GOAL: Select all lines in the records that include "temperature".

····················

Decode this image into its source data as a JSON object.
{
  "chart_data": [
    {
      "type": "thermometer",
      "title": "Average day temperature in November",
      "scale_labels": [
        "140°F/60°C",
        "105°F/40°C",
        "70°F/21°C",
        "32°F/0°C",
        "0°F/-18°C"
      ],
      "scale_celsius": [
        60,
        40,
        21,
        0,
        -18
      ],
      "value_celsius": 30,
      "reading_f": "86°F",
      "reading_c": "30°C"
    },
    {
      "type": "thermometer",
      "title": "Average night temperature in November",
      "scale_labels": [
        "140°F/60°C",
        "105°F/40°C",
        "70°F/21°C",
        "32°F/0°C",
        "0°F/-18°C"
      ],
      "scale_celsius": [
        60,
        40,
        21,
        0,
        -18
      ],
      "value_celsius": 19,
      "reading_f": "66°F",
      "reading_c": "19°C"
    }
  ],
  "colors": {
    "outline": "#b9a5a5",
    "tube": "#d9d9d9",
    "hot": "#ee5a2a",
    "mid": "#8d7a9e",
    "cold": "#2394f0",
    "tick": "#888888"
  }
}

····················

SOLUTION TO THE EXERCISE:
      "title": "Average day temperature in November",
      "title": "Average night temperature in November",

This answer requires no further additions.